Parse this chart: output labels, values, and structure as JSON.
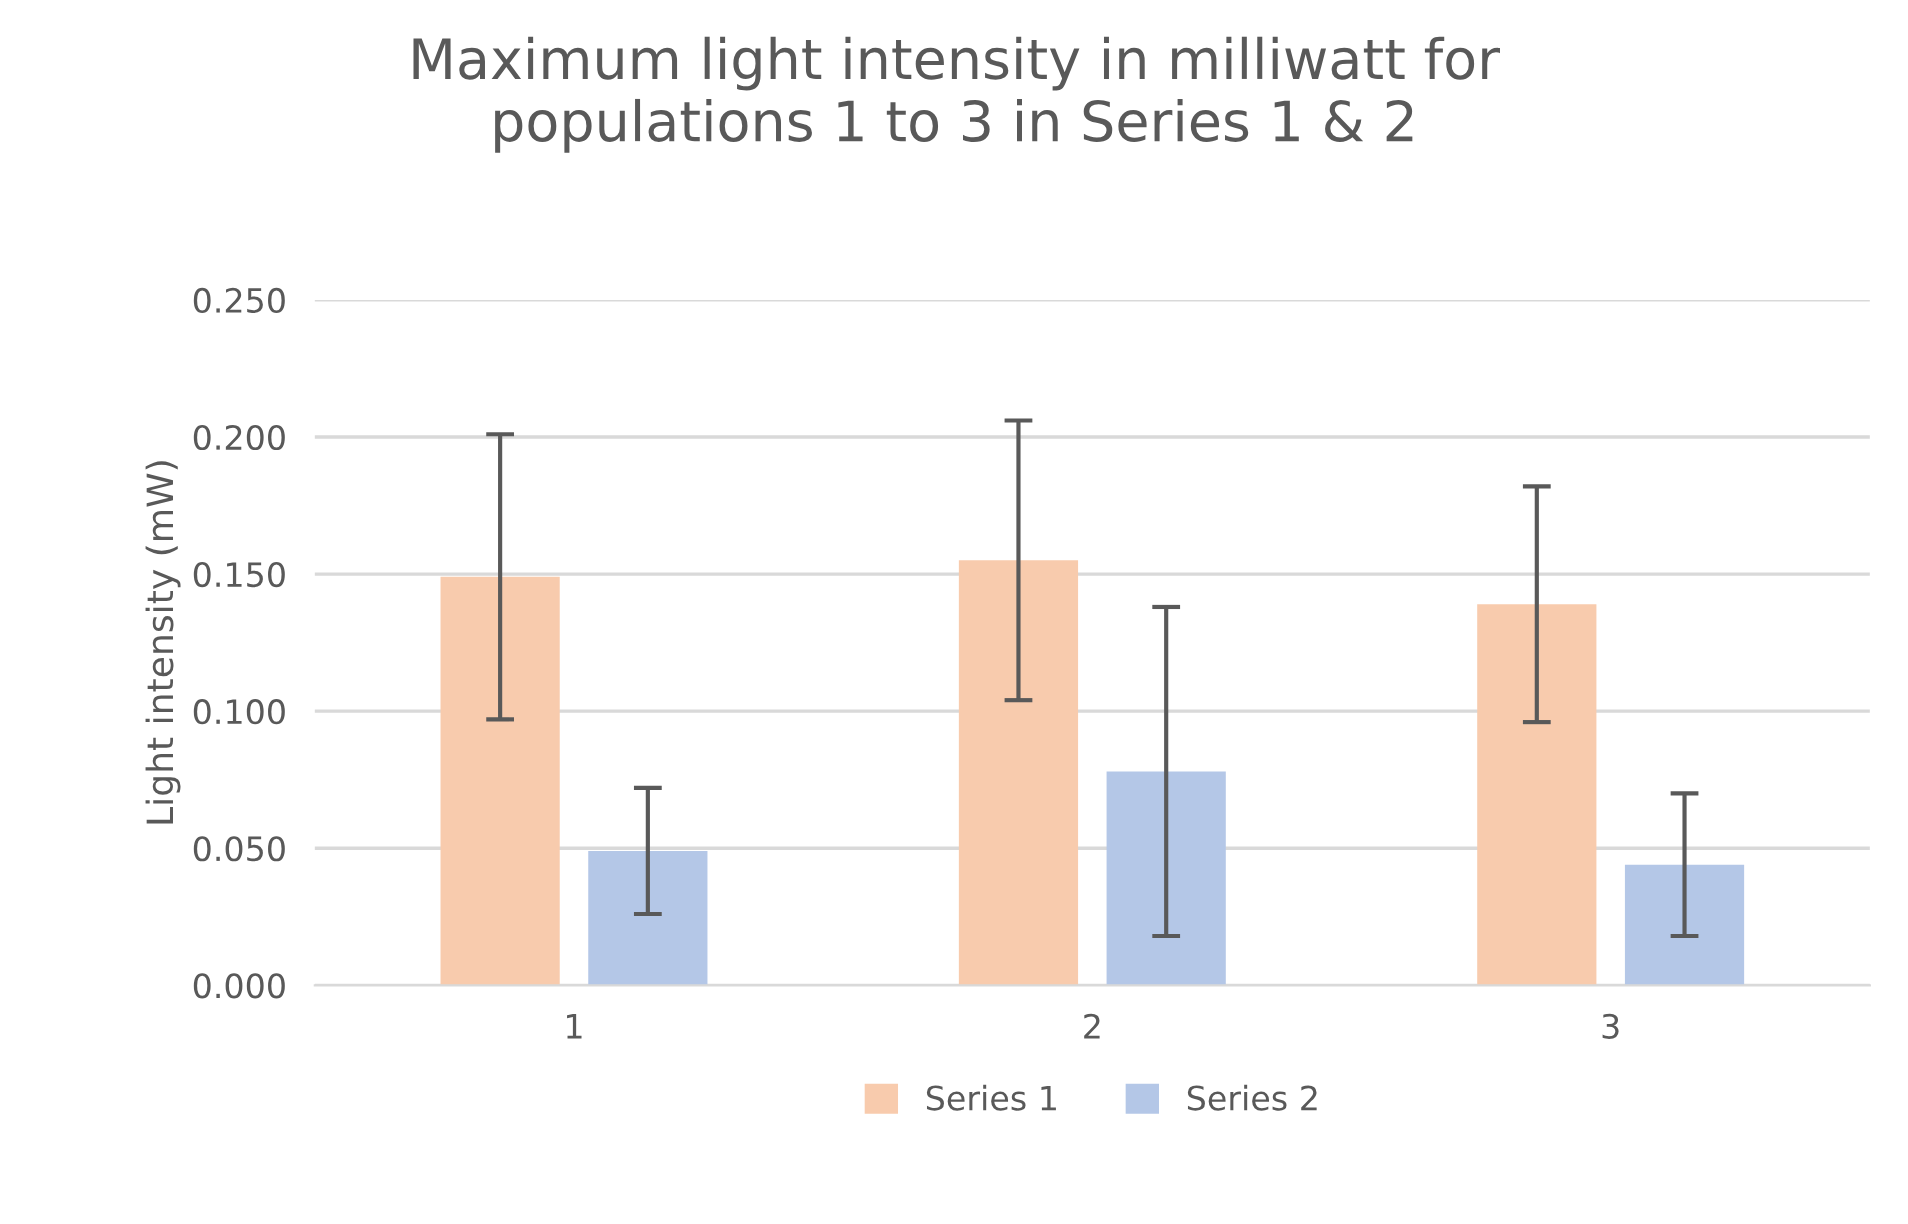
{
  "chart_data": {
    "type": "bar",
    "title": "Maximum light intensity in milliwatt for\npopulations 1 to 3 in Series 1 & 2",
    "ylabel": "Light intensity (mW)",
    "categories": [
      "1",
      "2",
      "3"
    ],
    "series": [
      {
        "name": "Series 1",
        "color": "#f8cbad",
        "values": [
          0.149,
          0.155,
          0.139
        ],
        "errors": [
          0.052,
          0.051,
          0.043
        ]
      },
      {
        "name": "Series 2",
        "color": "#b4c7e7",
        "values": [
          0.049,
          0.078,
          0.044
        ],
        "errors": [
          0.023,
          0.06,
          0.026
        ]
      }
    ],
    "ylim": [
      0,
      0.25
    ],
    "yticks": [
      {
        "value": 0,
        "label": "0.000"
      },
      {
        "value": 0.05,
        "label": "0.050"
      },
      {
        "value": 0.1,
        "label": "0.100"
      },
      {
        "value": 0.15,
        "label": "0.150"
      },
      {
        "value": 0.2,
        "label": "0.200"
      },
      {
        "value": 0.25,
        "label": "0.250"
      }
    ],
    "grid": "y",
    "legend": "bottom"
  }
}
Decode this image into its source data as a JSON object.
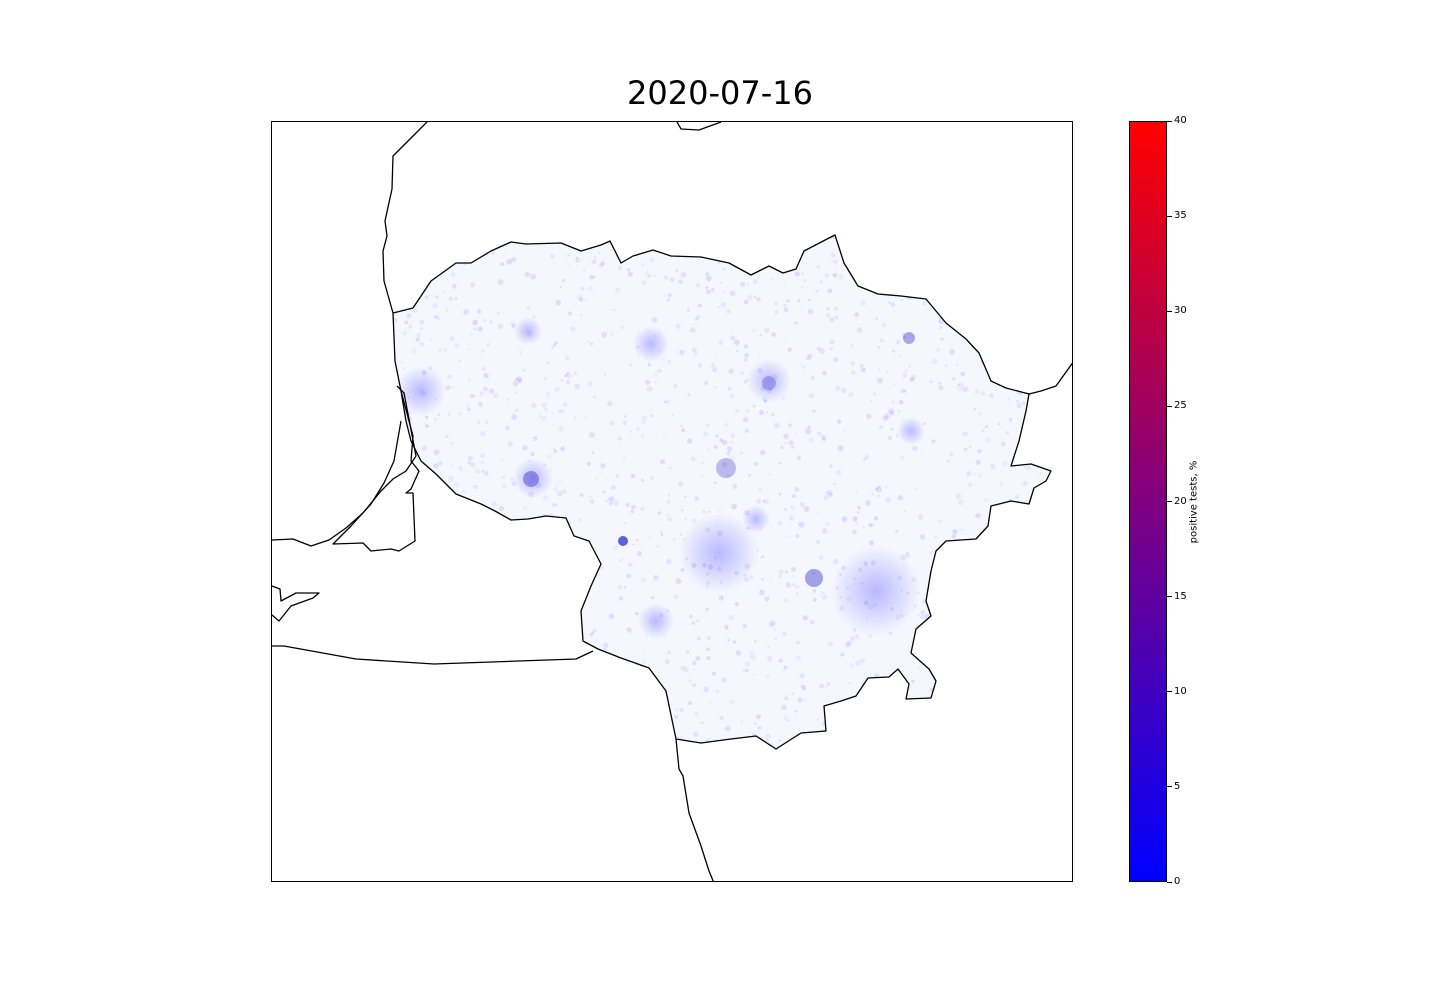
{
  "title": "2020-07-16",
  "colorbar": {
    "label": "positive tests, %",
    "min": 0,
    "max": 40,
    "ticks": [
      "0",
      "5",
      "10",
      "15",
      "20",
      "25",
      "30",
      "35",
      "40"
    ],
    "color_low": "#0000ff",
    "color_high": "#ff0000"
  },
  "map": {
    "region": "Lithuania",
    "border_color": "#000000",
    "point_color": "#0000ff",
    "hotspot_level": "low"
  }
}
══════════════════════════════
* [Challenge]: The entries above should be reproduced exactly, without their pictures.

* [Result of the exercise]:
Parse this chart: output labels, values, and structure as JSON.
{
  "chart_data": {
    "type": "bar",
    "title": "Maximum light intensity in milliwatt for\npopulations 1 to 3 in Series 1 & 2",
    "ylabel": "Light intensity (mW)",
    "categories": [
      "1",
      "2",
      "3"
    ],
    "series": [
      {
        "name": "Series 1",
        "color": "#f8cbad",
        "values": [
          0.149,
          0.155,
          0.139
        ],
        "errors": [
          0.052,
          0.051,
          0.043
        ]
      },
      {
        "name": "Series 2",
        "color": "#b4c7e7",
        "values": [
          0.049,
          0.078,
          0.044
        ],
        "errors": [
          0.023,
          0.06,
          0.026
        ]
      }
    ],
    "ylim": [
      0,
      0.25
    ],
    "yticks": [
      {
        "value": 0,
        "label": "0.000"
      },
      {
        "value": 0.05,
        "label": "0.050"
      },
      {
        "value": 0.1,
        "label": "0.100"
      },
      {
        "value": 0.15,
        "label": "0.150"
      },
      {
        "value": 0.2,
        "label": "0.200"
      },
      {
        "value": 0.25,
        "label": "0.250"
      }
    ],
    "grid": "y",
    "legend": "bottom"
  }
}
Decode this image into its source data as a JSON object.
{
  "title": "2020-07-16",
  "colorbar": {
    "label": "positive tests, %",
    "min": 0,
    "max": 40,
    "ticks": [
      "0",
      "5",
      "10",
      "15",
      "20",
      "25",
      "30",
      "35",
      "40"
    ],
    "color_low": "#0000ff",
    "color_high": "#ff0000"
  },
  "map": {
    "region": "Lithuania",
    "border_color": "#000000",
    "point_color": "#0000ff",
    "hotspot_level": "low"
  }
}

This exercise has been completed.